**** Task material ****
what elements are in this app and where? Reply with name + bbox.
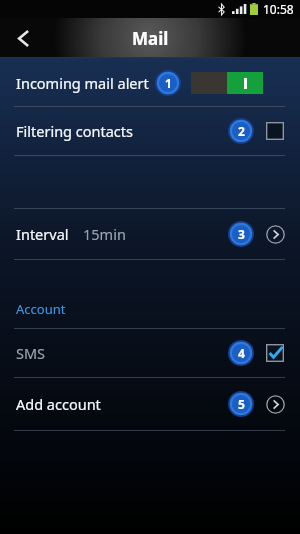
staticText: 5 [238,396,245,412]
staticText: 10:58 [263,1,294,17]
button[interactable]: Incoming mail alert on [191,72,263,94]
staticText: SMS [16,343,46,363]
staticText: 3 [238,226,245,242]
button[interactable]: SMS [0,329,300,377]
button[interactable]: Open [264,223,286,245]
staticText: Account [16,300,66,318]
button[interactable]: Back [0,18,46,58]
staticText: Mail [132,27,169,50]
staticText: Filtering contacts [16,121,133,141]
staticText: Add account [16,394,101,414]
staticText: Interval [16,224,69,244]
button[interactable]: Interval [0,209,300,259]
button[interactable]: Unchecked [264,120,286,142]
button[interactable]: Filtering contacts [0,107,300,155]
staticText: 2 [238,123,245,139]
staticText: 4 [238,345,245,361]
staticText: 1 [165,75,172,91]
button[interactable]: Open [264,393,286,415]
button[interactable]: Add account [0,378,300,430]
button[interactable]: Incoming mail alert [0,60,300,106]
staticText: Incoming mail alert [16,73,149,93]
button[interactable]: Checked [264,342,286,364]
staticText: 15min [83,224,126,244]
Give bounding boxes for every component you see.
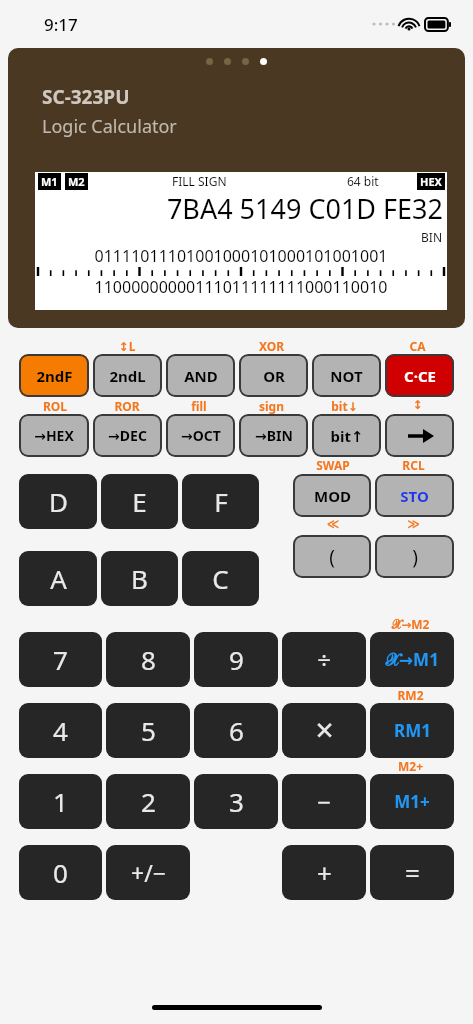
staticText: A	[50, 561, 67, 596]
button[interactable]: 0	[19, 845, 102, 900]
staticText: 𝓧→M1	[385, 648, 439, 671]
staticText: −	[317, 785, 331, 818]
staticText: 9:17	[44, 13, 78, 36]
button[interactable]: Right	[385, 414, 454, 457]
staticText: M2+	[367, 758, 454, 774]
button[interactable]: +	[282, 845, 366, 900]
button[interactable]: 1	[19, 774, 102, 829]
staticText: XOR	[235, 338, 308, 354]
button[interactable]: −	[282, 774, 366, 829]
button[interactable]: 2ndF	[19, 354, 89, 397]
button[interactable]: 𝓧→M1	[370, 632, 454, 687]
staticText: +	[317, 855, 332, 890]
staticText: HEX	[420, 174, 442, 189]
staticText: 𝓧→M2	[367, 616, 454, 632]
staticText: BIN	[35, 229, 442, 245]
button[interactable]: C·CE	[385, 354, 454, 397]
button[interactable]: C	[182, 551, 259, 606]
staticText: fill	[163, 398, 235, 414]
staticText: M2	[68, 174, 85, 189]
staticText: ROR	[91, 398, 163, 414]
staticText: D	[49, 484, 68, 519]
button[interactable]: NOT	[312, 354, 381, 397]
button[interactable]: AND	[166, 354, 235, 397]
staticText: ÷	[317, 643, 331, 676]
button[interactable]: OR	[239, 354, 308, 397]
button[interactable]: +/−	[106, 845, 190, 900]
staticText: MOD	[314, 486, 351, 506]
button[interactable]: 7	[19, 632, 102, 687]
staticText: )	[412, 544, 418, 570]
button[interactable]: →BIN	[239, 414, 308, 457]
staticText: 64 bit	[347, 173, 379, 189]
staticText: OR	[263, 366, 285, 386]
staticText: →DEC	[108, 426, 147, 445]
staticText: 6	[229, 713, 244, 748]
button[interactable]: =	[370, 845, 454, 900]
button[interactable]: STO	[375, 474, 454, 517]
staticText: +/−	[131, 857, 166, 888]
staticText: 2	[141, 784, 156, 819]
staticText: 2ndF	[36, 366, 73, 386]
button[interactable]: 3	[194, 774, 278, 829]
button[interactable]: F	[182, 474, 259, 529]
button[interactable]: 2	[106, 774, 190, 829]
staticText: ROL	[19, 398, 91, 414]
staticText: bit↑	[330, 426, 364, 446]
button[interactable]: (	[293, 535, 371, 578]
staticText: RCL	[373, 457, 454, 473]
button[interactable]: )	[375, 535, 454, 578]
staticText: →BIN	[255, 426, 293, 445]
staticText: ≪	[293, 517, 373, 531]
staticText: sign	[235, 398, 308, 414]
button[interactable]: →HEX	[19, 414, 89, 457]
staticText: 0	[53, 855, 68, 890]
staticText: E	[132, 484, 147, 519]
button[interactable]: →OCT	[166, 414, 235, 457]
staticText: (	[329, 544, 335, 570]
staticText: →HEX	[34, 426, 74, 445]
staticText: 3	[229, 784, 244, 819]
button[interactable]: A	[19, 551, 97, 606]
staticText: 8	[141, 642, 156, 677]
staticText: FILL SIGN	[172, 173, 227, 189]
staticText: 7	[53, 642, 68, 677]
button[interactable]: 2ndL	[93, 354, 162, 397]
button[interactable]: E	[101, 474, 178, 529]
button[interactable]: 5	[106, 703, 190, 758]
button[interactable]: 9	[194, 632, 278, 687]
staticText: Logic Calculator	[42, 114, 177, 139]
staticText: RM2	[367, 687, 454, 703]
button[interactable]: B	[101, 551, 178, 606]
button[interactable]: M1+	[370, 774, 454, 829]
button[interactable]: ÷	[282, 632, 366, 687]
button[interactable]: bit↑	[312, 414, 381, 457]
button[interactable]: 6	[194, 703, 278, 758]
button[interactable]: 8	[106, 632, 190, 687]
staticText: 11000000000111011111111000110010	[37, 276, 445, 298]
staticText: C·CE	[404, 366, 436, 386]
staticText: 1	[53, 784, 68, 819]
staticText: ≫	[373, 517, 454, 531]
staticText: 9	[229, 642, 244, 677]
button[interactable]: →DEC	[93, 414, 162, 457]
staticText: ✕	[314, 717, 335, 745]
staticText: ↕L	[91, 338, 163, 354]
staticText: →OCT	[181, 426, 221, 445]
staticText: NOT	[330, 366, 363, 386]
staticText: C	[212, 561, 229, 596]
button[interactable]: RM1	[370, 703, 454, 758]
staticText: 5	[141, 713, 156, 748]
staticText: 4	[53, 713, 68, 748]
button[interactable]: 4	[19, 703, 102, 758]
staticText: SC-323PU	[42, 84, 130, 110]
staticText: STO	[400, 486, 429, 506]
staticText: 01111011101001000101000101001001	[37, 245, 445, 267]
staticText: M1	[41, 174, 58, 189]
button[interactable]: D	[19, 474, 97, 529]
button[interactable]: MOD	[293, 474, 371, 517]
staticText: F	[214, 484, 228, 519]
staticText: B	[131, 561, 148, 596]
button[interactable]: ✕	[282, 703, 366, 758]
staticText: SWAP	[293, 457, 373, 473]
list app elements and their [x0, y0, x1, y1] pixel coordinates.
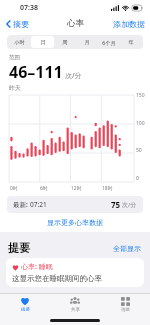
staticText: 月: [84, 39, 90, 46]
staticText: 0: [136, 175, 139, 182]
staticText: 显示更多心率数据: [47, 218, 103, 227]
staticText: 50: [136, 147, 142, 154]
staticText: 0时: [10, 185, 18, 192]
button[interactable]: 摘要: [4, 16, 31, 32]
staticText: 次/分: [65, 71, 82, 81]
staticText: 心率: [67, 18, 84, 29]
button[interactable]: 周: [54, 36, 76, 48]
staticText: 日: [40, 39, 46, 46]
staticText: 摘要: [13, 19, 29, 29]
staticText: 范围: [9, 54, 20, 61]
staticText: 150: [136, 92, 145, 99]
staticText: 75: [111, 199, 121, 210]
button[interactable]: 日: [31, 36, 54, 48]
staticText: 周: [62, 39, 68, 46]
staticText: 100: [136, 120, 145, 127]
staticText: 年: [128, 39, 134, 46]
staticText: 6个月: [102, 39, 116, 46]
staticText: 浏览: [121, 307, 130, 313]
staticText: 07:38: [20, 3, 38, 13]
staticText: 次/分: [122, 201, 137, 209]
button[interactable]: 浏览: [100, 294, 150, 315]
staticText: 昨天: [9, 84, 21, 92]
button[interactable]: 月: [76, 36, 98, 48]
staticText: 07:21: [30, 200, 47, 209]
button[interactable]: 摘要: [0, 294, 50, 315]
staticText: 这显示您在睡眠期间的心率: [12, 274, 102, 283]
staticText: 46–111: [9, 61, 63, 83]
staticText: 18时: [102, 185, 113, 192]
staticText: 提要: [8, 241, 30, 255]
button[interactable]: 年: [120, 36, 142, 48]
staticText: 6时: [40, 185, 48, 192]
staticText: 摘要: [21, 307, 30, 313]
button[interactable]: 显示更多心率数据: [0, 213, 150, 232]
button[interactable]: 全部显示: [111, 242, 143, 255]
button[interactable]: 小时: [8, 36, 31, 48]
button[interactable]: 最新:: [7, 196, 143, 213]
button[interactable]: 心率: 睡眠: [6, 258, 144, 287]
staticText: 心率: 睡眠: [21, 262, 53, 272]
button[interactable]: 共享: [50, 294, 100, 315]
button[interactable]: 添加数据: [108, 16, 150, 32]
button[interactable]: 6个月: [98, 36, 120, 48]
staticText: 小时: [14, 39, 25, 46]
staticText: 12时: [71, 185, 82, 192]
staticText: 共享: [71, 307, 80, 313]
staticText: 最新:: [13, 200, 30, 209]
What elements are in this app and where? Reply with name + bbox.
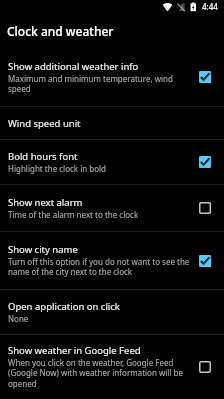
staticText: Clock and weather — [7, 23, 114, 39]
staticText: Maximum and minimum temperature, wind sp… — [8, 73, 192, 95]
staticText: Highlight the clock in bold — [8, 163, 107, 174]
staticText: Open application on click — [8, 300, 120, 313]
button[interactable]: Show next alarm — [0, 185, 224, 231]
button[interactable]: Wind speed unit — [0, 107, 224, 139]
staticText: Show additional weather info — [8, 60, 139, 73]
staticText: Wind speed unit — [8, 117, 81, 130]
staticText: When you click on the weather, Google Fe… — [8, 357, 192, 390]
staticText: Bold hours font — [8, 150, 78, 163]
staticText: Show city name — [8, 243, 78, 256]
button[interactable]: Show additional weather info — [0, 48, 224, 106]
button[interactable]: Show city name — [0, 232, 224, 289]
staticText: None — [8, 313, 29, 324]
staticText: Show next alarm — [8, 196, 83, 209]
staticText: Show weather in Google Feed — [8, 344, 141, 357]
button[interactable]: Bold hours font — [0, 140, 224, 184]
button[interactable]: Show weather in Google Feed — [0, 335, 224, 399]
staticText: Turn off this option if you do not want … — [8, 256, 192, 278]
staticText: 4:44 — [202, 1, 218, 12]
staticText: Time of the alarm next to the clock — [8, 209, 139, 220]
button[interactable]: Open application on click — [0, 290, 224, 334]
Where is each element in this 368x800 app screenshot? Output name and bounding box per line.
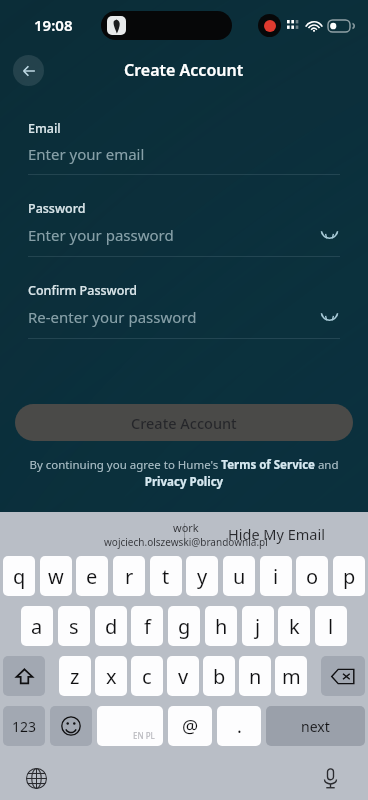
button[interactable]: w — [40, 556, 72, 596]
staticText: c — [142, 663, 152, 690]
button[interactable]: s — [58, 606, 90, 646]
staticText: Create Account — [131, 413, 237, 433]
staticText: y — [197, 563, 208, 590]
button[interactable]: Change keyboard — [20, 762, 52, 794]
staticText: s — [69, 613, 79, 640]
button[interactable]: u — [223, 556, 255, 596]
staticText: Email — [28, 120, 61, 137]
button[interactable]: g — [168, 606, 200, 646]
staticText: Create Account — [124, 59, 244, 81]
button[interactable]: Confirm Password — [28, 282, 340, 339]
button[interactable]: o — [296, 556, 328, 596]
staticText: Confirm Password — [28, 282, 138, 299]
button[interactable]: j — [242, 606, 274, 646]
staticText: o — [306, 563, 319, 590]
button[interactable]: Space — [97, 706, 163, 746]
button[interactable]: i — [260, 556, 292, 596]
button[interactable]: Password — [28, 200, 340, 257]
button[interactable]: @ — [168, 706, 212, 746]
button[interactable]: r — [113, 556, 145, 596]
button[interactable]: Back — [13, 55, 44, 86]
staticText: i — [273, 563, 279, 590]
button[interactable]: Shift — [3, 656, 45, 696]
button[interactable]: x — [95, 656, 127, 696]
staticText: x — [106, 663, 117, 690]
staticText: g — [178, 613, 191, 640]
button[interactable]: 123 — [3, 706, 45, 746]
button[interactable]: a — [21, 606, 53, 646]
staticText: . — [237, 714, 242, 739]
staticText: Enter your password — [28, 225, 318, 245]
button[interactable]: Create Account — [15, 404, 353, 441]
button[interactable]: Hide My Email — [184, 524, 368, 544]
staticText: e — [86, 563, 98, 590]
staticText: m — [282, 663, 301, 690]
staticText: j — [255, 613, 261, 640]
staticText: z — [70, 663, 80, 690]
button[interactable]: Emoji — [50, 706, 92, 746]
staticText: d — [105, 613, 118, 640]
button[interactable]: v — [167, 656, 199, 696]
staticText: u — [233, 563, 246, 590]
staticText: 19:08 — [34, 15, 73, 35]
staticText: r — [125, 563, 134, 590]
staticText: a — [31, 613, 43, 640]
button[interactable]: q — [3, 556, 35, 596]
staticText: v — [178, 663, 189, 690]
button[interactable]: f — [131, 606, 163, 646]
button[interactable]: Backspace — [321, 656, 365, 696]
button[interactable]: Dictation — [314, 762, 346, 794]
button[interactable]: By continuing you agree to Hume's Terms … — [22, 457, 346, 490]
button[interactable]: e — [76, 556, 108, 596]
staticText: wojciech.olszewski@brandownia.pl — [104, 535, 268, 549]
staticText: w — [48, 563, 64, 590]
button[interactable]: Show password — [318, 306, 340, 328]
staticText: h — [215, 613, 228, 640]
staticText: b — [213, 663, 226, 690]
button[interactable]: Show password — [318, 224, 340, 246]
staticText: 123 — [12, 717, 37, 736]
button[interactable]: b — [203, 656, 235, 696]
staticText: n — [249, 663, 262, 690]
button[interactable]: m — [275, 656, 307, 696]
staticText: f — [144, 613, 151, 640]
staticText: l — [328, 613, 334, 640]
button[interactable]: Email — [28, 120, 340, 175]
staticText: Hide My Email — [228, 524, 325, 544]
staticText: work — [173, 520, 199, 535]
staticText: Password — [28, 200, 86, 217]
button[interactable]: next — [266, 706, 365, 746]
button[interactable]: . — [217, 706, 261, 746]
button[interactable]: h — [205, 606, 237, 646]
button[interactable]: p — [333, 556, 365, 596]
staticText: Re-enter your password — [28, 307, 318, 327]
staticText: EN PL — [133, 730, 155, 741]
staticText: By continuing you agree to Hume's Terms … — [22, 457, 346, 490]
button[interactable]: k — [278, 606, 310, 646]
staticText: t — [162, 563, 170, 590]
staticText: k — [289, 613, 300, 640]
staticText: Enter your email — [28, 144, 340, 164]
button[interactable]: y — [186, 556, 218, 596]
button[interactable]: c — [131, 656, 163, 696]
button[interactable]: d — [95, 606, 127, 646]
staticText: @ — [182, 714, 199, 739]
button[interactable]: n — [239, 656, 271, 696]
staticText: q — [13, 563, 26, 590]
button[interactable]: z — [59, 656, 91, 696]
button[interactable]: t — [150, 556, 182, 596]
staticText: next — [301, 717, 330, 736]
staticText: p — [343, 563, 356, 590]
button[interactable]: l — [315, 606, 347, 646]
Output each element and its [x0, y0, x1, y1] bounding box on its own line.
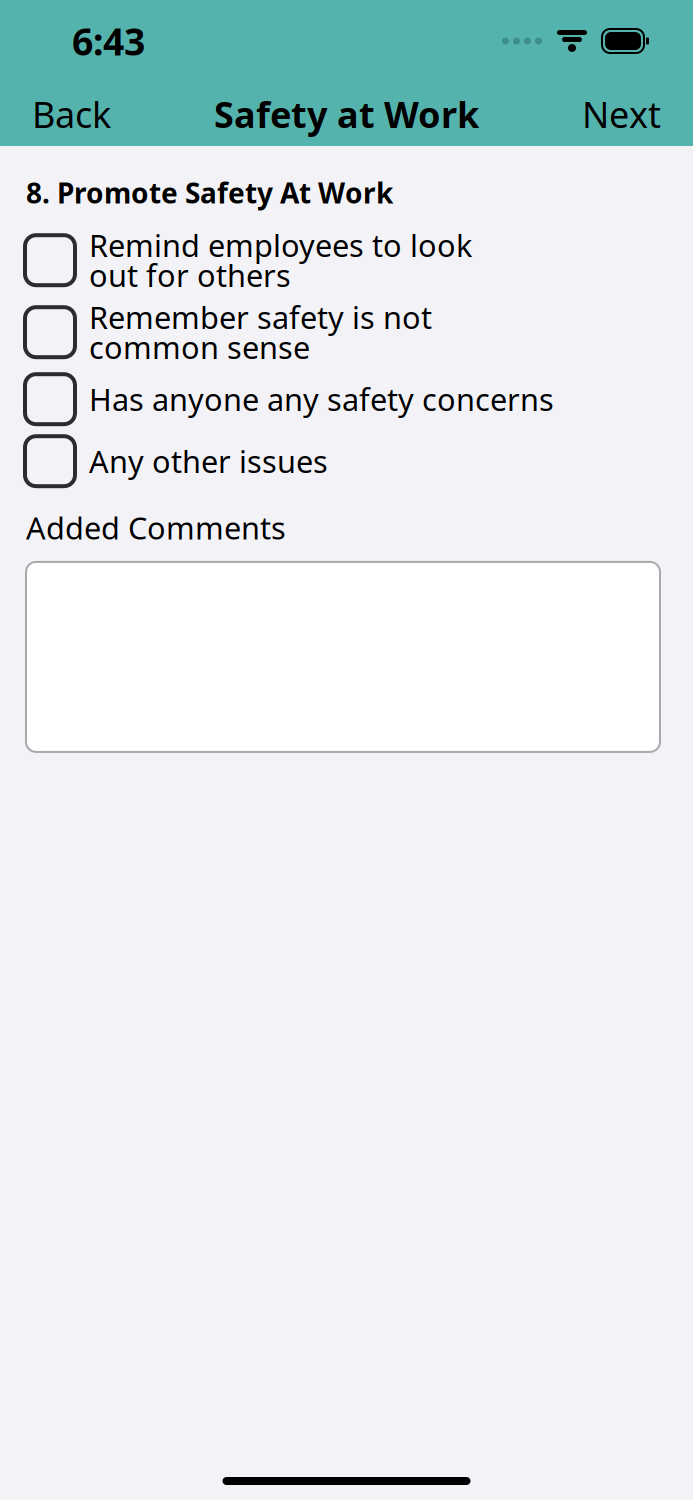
****
In the records, take everything from the line containing "staticText: 5 [238,396,245,412]" down to the line containing "staticText: Mail [132,27,169,50]" and write those lines out again, switching "Back" to "Return" and leaving all else the same.

- _Answer for the task_:
staticText: 5 [238,396,245,412]
staticText: 10:58 [263,1,294,17]
button[interactable]: Incoming mail alert on [191,72,263,94]
staticText: SMS [16,343,46,363]
staticText: 3 [238,226,245,242]
button[interactable]: SMS [0,329,300,377]
button[interactable]: Open [264,223,286,245]
staticText: Account [16,300,66,318]
button[interactable]: Return [0,18,46,58]
staticText: Mail [132,27,169,50]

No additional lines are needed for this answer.